Stored records:
>>>>>
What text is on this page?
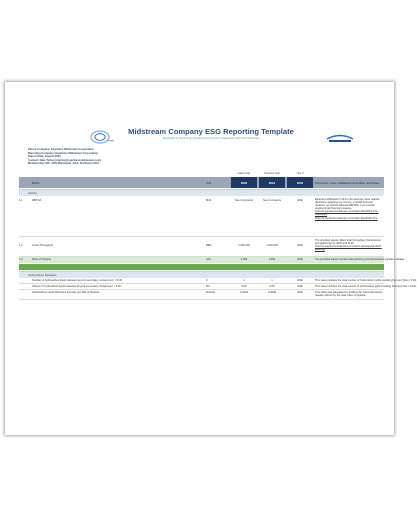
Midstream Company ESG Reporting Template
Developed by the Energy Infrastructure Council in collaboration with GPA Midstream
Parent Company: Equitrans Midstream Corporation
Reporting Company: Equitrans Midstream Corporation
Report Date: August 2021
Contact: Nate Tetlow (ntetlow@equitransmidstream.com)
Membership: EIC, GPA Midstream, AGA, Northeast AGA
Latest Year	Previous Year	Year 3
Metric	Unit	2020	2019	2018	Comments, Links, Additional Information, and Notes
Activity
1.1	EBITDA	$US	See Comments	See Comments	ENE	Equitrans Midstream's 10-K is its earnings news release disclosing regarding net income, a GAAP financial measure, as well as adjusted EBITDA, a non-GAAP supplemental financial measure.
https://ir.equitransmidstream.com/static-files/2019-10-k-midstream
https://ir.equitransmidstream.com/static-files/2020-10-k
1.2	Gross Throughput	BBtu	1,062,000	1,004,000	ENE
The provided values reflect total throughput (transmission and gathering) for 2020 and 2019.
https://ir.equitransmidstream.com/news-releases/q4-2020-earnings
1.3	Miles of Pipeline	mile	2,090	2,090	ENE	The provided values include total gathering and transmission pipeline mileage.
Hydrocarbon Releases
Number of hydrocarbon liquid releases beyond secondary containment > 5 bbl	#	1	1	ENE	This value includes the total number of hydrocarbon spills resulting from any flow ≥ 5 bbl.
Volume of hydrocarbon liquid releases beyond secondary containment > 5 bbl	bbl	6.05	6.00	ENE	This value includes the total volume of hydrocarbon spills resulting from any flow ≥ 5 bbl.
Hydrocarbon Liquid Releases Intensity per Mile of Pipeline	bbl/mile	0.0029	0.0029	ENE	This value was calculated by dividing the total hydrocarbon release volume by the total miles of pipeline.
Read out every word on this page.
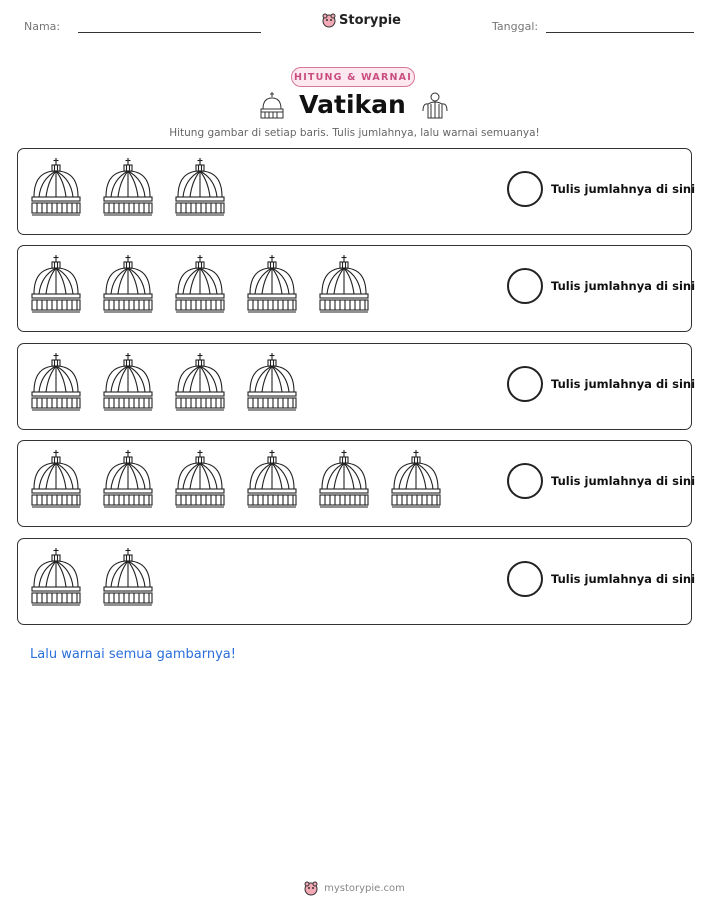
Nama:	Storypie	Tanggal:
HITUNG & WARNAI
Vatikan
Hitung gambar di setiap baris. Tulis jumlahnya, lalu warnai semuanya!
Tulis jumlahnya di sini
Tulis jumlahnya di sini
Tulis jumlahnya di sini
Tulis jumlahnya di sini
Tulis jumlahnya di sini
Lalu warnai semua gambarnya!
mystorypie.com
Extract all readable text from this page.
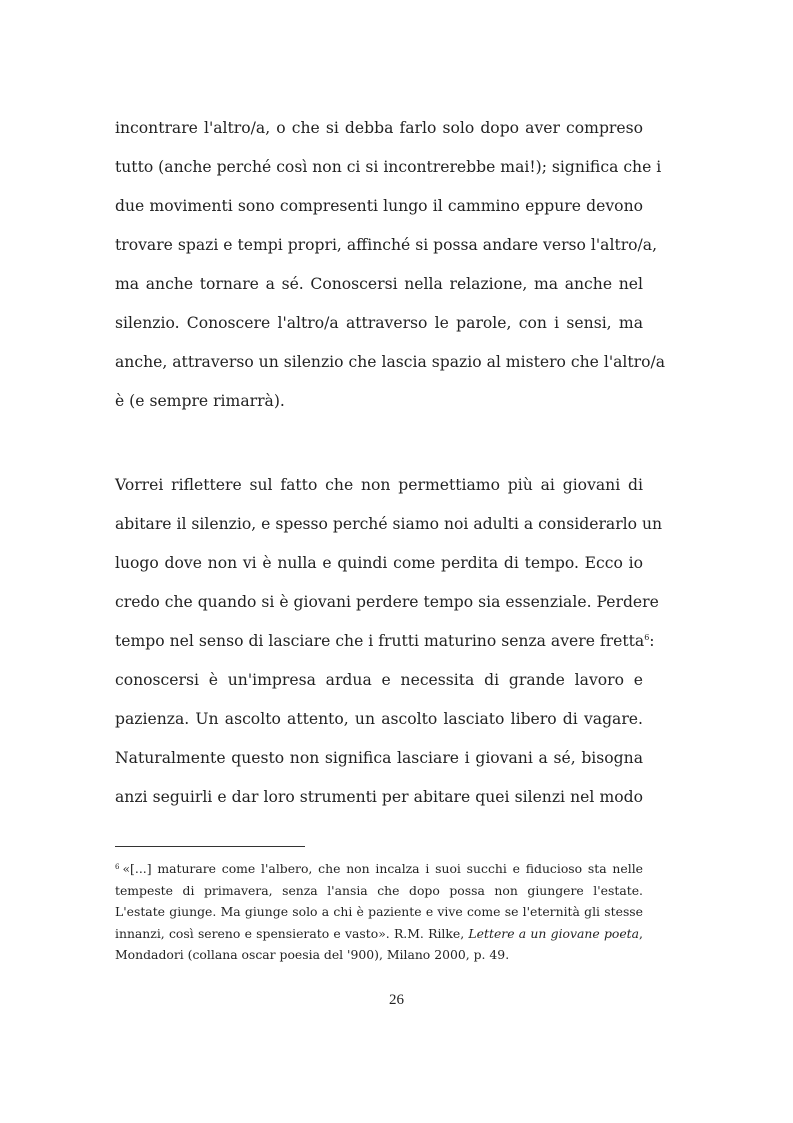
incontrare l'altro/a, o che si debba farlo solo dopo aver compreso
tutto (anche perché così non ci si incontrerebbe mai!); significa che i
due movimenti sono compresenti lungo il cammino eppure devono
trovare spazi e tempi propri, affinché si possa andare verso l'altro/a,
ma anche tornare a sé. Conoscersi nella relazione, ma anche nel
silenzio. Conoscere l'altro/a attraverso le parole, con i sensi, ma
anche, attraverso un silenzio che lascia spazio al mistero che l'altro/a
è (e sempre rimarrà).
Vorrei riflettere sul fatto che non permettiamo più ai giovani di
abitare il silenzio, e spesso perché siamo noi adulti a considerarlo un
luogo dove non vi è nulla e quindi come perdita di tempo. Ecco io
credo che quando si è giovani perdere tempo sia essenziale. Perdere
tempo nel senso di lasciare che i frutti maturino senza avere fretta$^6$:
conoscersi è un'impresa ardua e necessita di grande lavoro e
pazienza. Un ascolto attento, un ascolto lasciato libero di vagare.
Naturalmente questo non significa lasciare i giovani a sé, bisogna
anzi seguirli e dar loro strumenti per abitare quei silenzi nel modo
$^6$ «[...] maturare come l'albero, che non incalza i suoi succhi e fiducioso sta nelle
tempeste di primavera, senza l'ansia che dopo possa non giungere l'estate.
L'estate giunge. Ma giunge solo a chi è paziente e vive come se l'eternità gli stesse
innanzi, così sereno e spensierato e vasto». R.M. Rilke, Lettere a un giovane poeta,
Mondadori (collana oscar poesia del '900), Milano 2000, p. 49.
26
<<<<<
>>>>>
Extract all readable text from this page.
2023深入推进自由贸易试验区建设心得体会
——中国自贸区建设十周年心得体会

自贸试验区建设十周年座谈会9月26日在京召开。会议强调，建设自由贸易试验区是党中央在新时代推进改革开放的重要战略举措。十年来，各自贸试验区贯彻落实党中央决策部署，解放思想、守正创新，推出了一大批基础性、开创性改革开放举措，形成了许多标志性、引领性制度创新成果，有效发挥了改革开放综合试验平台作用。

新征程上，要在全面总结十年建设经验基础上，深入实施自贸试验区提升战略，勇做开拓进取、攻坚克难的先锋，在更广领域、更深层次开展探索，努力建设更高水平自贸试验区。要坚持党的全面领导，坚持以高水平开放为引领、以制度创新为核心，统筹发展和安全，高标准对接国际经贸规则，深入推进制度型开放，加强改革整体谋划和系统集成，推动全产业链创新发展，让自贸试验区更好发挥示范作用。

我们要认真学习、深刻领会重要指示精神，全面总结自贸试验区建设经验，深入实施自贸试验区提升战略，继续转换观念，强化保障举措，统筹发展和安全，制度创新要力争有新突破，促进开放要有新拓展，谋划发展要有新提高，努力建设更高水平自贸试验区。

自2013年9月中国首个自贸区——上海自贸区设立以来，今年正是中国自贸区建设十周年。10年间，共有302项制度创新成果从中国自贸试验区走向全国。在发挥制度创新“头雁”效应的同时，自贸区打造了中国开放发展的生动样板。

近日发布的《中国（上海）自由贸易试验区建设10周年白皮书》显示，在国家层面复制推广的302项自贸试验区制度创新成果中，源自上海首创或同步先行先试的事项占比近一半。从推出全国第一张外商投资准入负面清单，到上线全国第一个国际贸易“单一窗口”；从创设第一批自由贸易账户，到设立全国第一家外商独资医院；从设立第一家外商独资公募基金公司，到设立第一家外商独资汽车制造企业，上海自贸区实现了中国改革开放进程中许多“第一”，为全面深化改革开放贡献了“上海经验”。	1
<<<<<
>>>>>
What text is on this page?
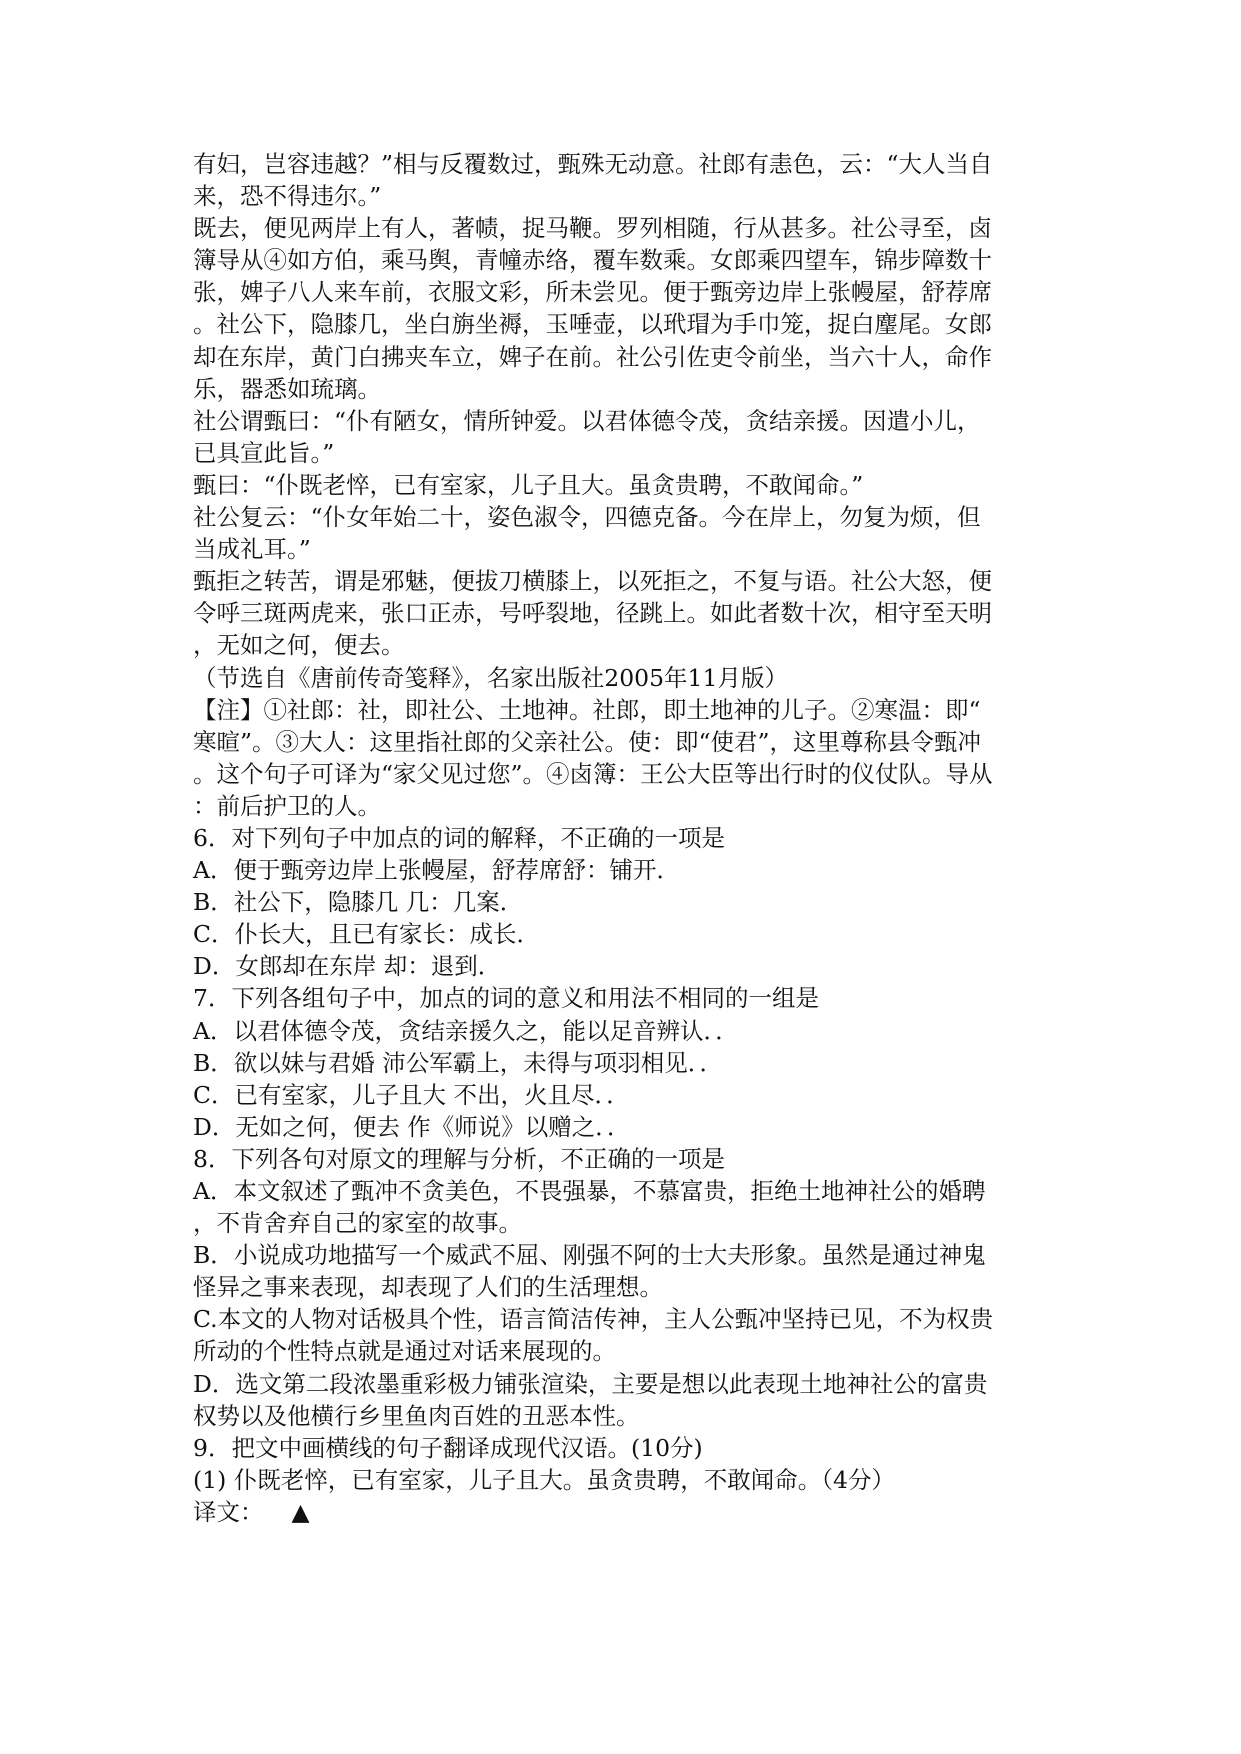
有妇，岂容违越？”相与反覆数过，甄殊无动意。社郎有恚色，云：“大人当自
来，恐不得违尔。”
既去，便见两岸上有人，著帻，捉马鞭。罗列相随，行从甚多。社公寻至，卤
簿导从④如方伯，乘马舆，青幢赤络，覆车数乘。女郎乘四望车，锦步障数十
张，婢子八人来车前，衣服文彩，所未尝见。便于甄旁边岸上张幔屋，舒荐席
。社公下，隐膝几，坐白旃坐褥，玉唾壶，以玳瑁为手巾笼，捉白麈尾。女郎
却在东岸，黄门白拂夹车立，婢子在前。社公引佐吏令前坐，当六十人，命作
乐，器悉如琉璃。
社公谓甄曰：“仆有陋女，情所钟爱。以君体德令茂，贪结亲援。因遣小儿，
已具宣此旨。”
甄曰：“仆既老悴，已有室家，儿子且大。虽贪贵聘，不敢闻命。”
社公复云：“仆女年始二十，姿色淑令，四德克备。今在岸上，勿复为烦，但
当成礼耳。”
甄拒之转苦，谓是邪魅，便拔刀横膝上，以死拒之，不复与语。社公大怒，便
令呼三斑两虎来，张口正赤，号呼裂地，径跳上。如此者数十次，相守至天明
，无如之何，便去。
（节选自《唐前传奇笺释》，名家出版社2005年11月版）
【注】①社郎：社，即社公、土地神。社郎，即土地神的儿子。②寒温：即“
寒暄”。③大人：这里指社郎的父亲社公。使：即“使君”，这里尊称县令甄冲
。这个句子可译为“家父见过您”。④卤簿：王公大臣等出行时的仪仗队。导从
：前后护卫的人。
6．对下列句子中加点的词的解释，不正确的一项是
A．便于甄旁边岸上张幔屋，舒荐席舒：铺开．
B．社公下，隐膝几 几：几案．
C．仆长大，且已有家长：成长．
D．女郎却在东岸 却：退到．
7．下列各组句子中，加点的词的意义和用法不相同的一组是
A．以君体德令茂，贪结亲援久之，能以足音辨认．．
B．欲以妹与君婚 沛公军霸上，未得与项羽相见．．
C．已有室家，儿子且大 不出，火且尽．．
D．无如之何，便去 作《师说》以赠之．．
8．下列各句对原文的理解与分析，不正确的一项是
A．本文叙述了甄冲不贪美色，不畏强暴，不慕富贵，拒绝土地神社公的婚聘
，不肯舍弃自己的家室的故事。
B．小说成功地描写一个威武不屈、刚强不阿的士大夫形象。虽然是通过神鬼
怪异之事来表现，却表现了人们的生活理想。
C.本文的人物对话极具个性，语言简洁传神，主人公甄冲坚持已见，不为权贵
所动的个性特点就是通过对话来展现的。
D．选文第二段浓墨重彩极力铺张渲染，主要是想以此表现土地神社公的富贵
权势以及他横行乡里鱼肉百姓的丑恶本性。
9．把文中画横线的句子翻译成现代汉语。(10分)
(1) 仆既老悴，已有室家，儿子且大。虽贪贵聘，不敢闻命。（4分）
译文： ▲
<<<<<
REQUIREMENTS =>
Gather all lines from the records above in which "giovani" appears.

CORRECT OUTPUT =>
Vorrei riflettere sul fatto che non permettiamo più ai giovani di
credo che quando si è giovani perdere tempo sia essenziale. Perdere
Naturalmente questo non significa lasciare i giovani a sé, bisogna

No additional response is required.